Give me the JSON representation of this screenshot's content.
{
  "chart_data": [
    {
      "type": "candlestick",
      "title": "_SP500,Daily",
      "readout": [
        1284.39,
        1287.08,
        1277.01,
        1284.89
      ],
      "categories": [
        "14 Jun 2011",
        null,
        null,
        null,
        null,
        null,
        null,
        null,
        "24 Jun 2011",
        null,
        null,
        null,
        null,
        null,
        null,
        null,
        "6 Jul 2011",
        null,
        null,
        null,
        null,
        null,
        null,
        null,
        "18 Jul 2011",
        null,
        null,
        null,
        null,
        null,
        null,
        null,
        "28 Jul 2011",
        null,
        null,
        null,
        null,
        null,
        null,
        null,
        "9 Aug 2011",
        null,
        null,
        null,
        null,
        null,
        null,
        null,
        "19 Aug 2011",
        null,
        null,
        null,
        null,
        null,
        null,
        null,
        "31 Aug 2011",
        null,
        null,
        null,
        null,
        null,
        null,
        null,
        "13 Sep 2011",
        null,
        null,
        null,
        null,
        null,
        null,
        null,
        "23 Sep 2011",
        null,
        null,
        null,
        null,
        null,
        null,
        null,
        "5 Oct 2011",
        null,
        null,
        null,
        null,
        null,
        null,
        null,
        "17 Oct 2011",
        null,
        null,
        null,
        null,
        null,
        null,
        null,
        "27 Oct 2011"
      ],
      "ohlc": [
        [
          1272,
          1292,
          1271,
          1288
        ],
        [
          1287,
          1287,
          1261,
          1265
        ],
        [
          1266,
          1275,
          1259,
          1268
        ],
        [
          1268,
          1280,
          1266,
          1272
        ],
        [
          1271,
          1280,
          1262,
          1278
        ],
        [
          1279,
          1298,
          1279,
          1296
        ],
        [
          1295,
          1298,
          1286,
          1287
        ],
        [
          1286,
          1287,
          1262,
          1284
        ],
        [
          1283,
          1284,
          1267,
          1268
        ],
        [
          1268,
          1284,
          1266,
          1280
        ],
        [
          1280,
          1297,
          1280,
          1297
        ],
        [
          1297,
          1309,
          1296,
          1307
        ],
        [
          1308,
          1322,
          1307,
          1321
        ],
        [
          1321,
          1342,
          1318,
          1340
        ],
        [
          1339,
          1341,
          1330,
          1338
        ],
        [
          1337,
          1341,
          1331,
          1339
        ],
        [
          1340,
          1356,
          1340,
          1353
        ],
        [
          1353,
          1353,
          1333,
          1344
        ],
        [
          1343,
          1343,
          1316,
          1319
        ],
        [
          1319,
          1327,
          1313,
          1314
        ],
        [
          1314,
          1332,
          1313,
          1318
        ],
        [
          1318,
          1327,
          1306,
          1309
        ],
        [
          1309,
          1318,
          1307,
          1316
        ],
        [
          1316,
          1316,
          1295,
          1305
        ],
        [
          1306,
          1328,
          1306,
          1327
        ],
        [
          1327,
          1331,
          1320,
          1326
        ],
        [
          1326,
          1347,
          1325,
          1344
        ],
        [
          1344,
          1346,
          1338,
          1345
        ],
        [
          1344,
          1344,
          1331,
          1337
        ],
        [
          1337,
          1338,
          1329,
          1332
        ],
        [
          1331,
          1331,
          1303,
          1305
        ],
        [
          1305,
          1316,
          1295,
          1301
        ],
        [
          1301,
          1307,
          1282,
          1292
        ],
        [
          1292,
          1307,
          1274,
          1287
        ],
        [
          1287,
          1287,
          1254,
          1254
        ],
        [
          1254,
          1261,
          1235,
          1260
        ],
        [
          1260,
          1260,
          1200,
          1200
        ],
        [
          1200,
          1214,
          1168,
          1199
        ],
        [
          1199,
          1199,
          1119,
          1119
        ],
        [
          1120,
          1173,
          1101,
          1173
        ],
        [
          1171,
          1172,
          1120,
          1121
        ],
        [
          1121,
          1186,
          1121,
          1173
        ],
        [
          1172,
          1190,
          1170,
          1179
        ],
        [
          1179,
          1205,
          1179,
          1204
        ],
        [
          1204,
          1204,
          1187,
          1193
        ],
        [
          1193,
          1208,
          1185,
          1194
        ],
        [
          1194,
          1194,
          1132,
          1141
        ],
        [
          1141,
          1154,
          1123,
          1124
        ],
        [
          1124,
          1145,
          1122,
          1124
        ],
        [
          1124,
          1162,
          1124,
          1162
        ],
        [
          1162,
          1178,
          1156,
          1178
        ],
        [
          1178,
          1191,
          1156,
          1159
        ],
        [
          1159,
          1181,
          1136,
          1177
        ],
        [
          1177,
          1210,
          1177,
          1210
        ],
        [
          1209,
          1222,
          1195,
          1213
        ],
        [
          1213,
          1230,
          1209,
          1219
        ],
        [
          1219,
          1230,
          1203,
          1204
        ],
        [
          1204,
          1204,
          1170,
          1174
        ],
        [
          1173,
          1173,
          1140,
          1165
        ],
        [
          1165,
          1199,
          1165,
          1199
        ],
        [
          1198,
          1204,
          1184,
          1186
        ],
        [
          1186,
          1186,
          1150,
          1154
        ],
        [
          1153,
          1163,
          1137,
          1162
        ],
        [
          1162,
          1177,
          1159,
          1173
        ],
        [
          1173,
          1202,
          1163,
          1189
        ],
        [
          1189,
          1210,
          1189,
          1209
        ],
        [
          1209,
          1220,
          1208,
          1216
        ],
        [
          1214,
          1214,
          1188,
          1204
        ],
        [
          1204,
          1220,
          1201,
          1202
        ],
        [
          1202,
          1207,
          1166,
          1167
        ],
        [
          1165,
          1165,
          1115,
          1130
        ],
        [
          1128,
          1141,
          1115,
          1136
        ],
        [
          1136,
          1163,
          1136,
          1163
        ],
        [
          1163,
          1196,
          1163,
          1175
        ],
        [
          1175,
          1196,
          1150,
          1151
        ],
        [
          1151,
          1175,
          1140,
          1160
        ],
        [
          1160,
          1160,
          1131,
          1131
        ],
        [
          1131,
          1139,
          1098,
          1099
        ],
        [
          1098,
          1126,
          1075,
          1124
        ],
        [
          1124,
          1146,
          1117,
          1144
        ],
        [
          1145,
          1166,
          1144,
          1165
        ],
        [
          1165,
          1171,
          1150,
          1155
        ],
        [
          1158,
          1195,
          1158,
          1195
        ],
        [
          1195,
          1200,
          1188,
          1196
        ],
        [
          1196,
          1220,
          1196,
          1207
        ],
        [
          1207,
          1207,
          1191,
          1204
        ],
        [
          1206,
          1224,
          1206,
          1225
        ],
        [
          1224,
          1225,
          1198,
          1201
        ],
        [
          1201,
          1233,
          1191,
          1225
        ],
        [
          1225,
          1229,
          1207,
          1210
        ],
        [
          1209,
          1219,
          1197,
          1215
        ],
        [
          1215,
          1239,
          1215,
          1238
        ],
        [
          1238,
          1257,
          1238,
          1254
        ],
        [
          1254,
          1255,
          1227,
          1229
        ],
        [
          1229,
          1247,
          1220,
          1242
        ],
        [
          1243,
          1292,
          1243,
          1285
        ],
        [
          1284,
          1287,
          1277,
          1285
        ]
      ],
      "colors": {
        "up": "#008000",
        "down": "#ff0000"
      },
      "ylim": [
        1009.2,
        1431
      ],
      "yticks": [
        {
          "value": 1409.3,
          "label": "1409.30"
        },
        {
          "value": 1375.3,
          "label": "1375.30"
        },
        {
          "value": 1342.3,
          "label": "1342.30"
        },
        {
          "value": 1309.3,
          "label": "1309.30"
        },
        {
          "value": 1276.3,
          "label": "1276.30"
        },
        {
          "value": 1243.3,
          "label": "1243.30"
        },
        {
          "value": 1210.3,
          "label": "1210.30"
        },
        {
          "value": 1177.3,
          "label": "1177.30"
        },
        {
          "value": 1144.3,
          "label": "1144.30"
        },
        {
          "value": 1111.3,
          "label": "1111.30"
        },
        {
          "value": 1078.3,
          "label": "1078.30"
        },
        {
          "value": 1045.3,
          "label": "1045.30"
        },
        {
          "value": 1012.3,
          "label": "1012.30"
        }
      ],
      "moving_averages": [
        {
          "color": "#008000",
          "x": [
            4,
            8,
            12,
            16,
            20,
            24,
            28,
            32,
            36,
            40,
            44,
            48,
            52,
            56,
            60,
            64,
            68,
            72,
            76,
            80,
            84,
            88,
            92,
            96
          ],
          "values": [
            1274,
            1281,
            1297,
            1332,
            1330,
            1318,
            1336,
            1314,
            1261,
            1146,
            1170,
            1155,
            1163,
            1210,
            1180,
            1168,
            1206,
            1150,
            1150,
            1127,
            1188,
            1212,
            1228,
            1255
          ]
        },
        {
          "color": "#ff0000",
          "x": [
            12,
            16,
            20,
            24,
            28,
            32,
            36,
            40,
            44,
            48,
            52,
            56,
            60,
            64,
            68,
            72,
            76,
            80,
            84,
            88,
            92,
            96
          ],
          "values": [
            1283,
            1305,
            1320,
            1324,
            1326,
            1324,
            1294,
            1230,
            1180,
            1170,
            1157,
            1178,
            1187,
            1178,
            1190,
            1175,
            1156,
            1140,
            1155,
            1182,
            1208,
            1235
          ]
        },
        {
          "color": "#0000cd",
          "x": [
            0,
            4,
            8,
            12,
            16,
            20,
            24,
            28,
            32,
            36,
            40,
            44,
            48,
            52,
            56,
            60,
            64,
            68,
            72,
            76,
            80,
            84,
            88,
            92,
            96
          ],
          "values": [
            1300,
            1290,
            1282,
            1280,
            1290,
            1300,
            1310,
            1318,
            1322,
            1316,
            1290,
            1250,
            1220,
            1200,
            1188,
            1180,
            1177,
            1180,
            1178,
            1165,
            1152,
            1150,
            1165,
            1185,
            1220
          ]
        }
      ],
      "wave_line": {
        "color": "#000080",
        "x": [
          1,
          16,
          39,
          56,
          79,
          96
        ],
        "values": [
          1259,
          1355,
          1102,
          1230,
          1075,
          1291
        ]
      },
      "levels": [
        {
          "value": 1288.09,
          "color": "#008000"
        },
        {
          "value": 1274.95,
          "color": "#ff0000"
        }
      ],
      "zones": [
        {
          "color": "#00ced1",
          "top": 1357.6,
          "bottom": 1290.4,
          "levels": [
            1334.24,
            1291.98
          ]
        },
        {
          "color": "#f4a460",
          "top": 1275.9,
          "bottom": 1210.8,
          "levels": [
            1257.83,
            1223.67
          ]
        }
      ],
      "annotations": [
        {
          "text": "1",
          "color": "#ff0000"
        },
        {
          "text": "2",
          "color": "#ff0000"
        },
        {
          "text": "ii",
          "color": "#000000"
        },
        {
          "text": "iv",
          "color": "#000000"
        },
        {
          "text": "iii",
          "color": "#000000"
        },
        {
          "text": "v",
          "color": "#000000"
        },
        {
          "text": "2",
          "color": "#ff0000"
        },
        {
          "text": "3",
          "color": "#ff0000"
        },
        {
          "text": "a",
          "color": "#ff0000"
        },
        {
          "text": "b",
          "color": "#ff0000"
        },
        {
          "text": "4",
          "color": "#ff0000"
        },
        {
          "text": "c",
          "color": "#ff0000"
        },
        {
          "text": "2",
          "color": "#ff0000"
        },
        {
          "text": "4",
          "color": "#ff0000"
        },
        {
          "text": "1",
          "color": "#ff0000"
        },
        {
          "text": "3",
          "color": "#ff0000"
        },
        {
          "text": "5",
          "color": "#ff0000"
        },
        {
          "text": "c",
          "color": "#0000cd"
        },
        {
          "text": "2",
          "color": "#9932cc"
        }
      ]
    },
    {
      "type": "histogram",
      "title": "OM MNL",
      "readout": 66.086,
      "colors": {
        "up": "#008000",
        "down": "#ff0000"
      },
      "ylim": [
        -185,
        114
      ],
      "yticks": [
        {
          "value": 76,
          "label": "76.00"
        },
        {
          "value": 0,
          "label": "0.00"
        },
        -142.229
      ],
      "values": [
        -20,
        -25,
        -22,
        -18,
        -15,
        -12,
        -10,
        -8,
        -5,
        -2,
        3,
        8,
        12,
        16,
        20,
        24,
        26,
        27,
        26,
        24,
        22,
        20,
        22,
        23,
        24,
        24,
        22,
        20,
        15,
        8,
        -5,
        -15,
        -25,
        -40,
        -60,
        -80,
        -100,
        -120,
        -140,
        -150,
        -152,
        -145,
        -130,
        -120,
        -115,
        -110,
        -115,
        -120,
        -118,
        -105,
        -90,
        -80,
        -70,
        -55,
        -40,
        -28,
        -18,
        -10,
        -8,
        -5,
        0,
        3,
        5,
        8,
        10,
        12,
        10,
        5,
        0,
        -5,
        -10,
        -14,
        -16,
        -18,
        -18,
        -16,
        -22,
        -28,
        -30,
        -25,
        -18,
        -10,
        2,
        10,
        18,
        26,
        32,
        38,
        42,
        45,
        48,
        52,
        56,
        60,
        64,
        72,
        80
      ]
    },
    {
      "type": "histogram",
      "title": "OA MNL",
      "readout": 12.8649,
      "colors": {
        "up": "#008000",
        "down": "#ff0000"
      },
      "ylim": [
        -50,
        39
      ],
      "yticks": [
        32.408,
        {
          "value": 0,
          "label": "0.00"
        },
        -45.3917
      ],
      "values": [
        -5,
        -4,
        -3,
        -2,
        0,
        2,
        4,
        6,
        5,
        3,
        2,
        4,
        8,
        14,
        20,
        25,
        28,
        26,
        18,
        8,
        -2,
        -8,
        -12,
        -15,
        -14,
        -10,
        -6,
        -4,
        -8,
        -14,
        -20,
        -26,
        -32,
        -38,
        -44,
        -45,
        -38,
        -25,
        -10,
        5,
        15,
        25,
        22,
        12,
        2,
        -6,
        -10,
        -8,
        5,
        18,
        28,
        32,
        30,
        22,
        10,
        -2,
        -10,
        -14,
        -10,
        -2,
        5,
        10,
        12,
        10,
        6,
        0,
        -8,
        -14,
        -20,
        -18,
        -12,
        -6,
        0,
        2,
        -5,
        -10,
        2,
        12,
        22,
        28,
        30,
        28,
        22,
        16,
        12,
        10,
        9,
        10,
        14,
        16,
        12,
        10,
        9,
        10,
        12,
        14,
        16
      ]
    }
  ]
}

» AIM: Copy out every line that includes the word "title".

» FULL ANSWER:
      "title": "_SP500,Daily",
      "title": "OM MNL",
      "title": "OA MNL",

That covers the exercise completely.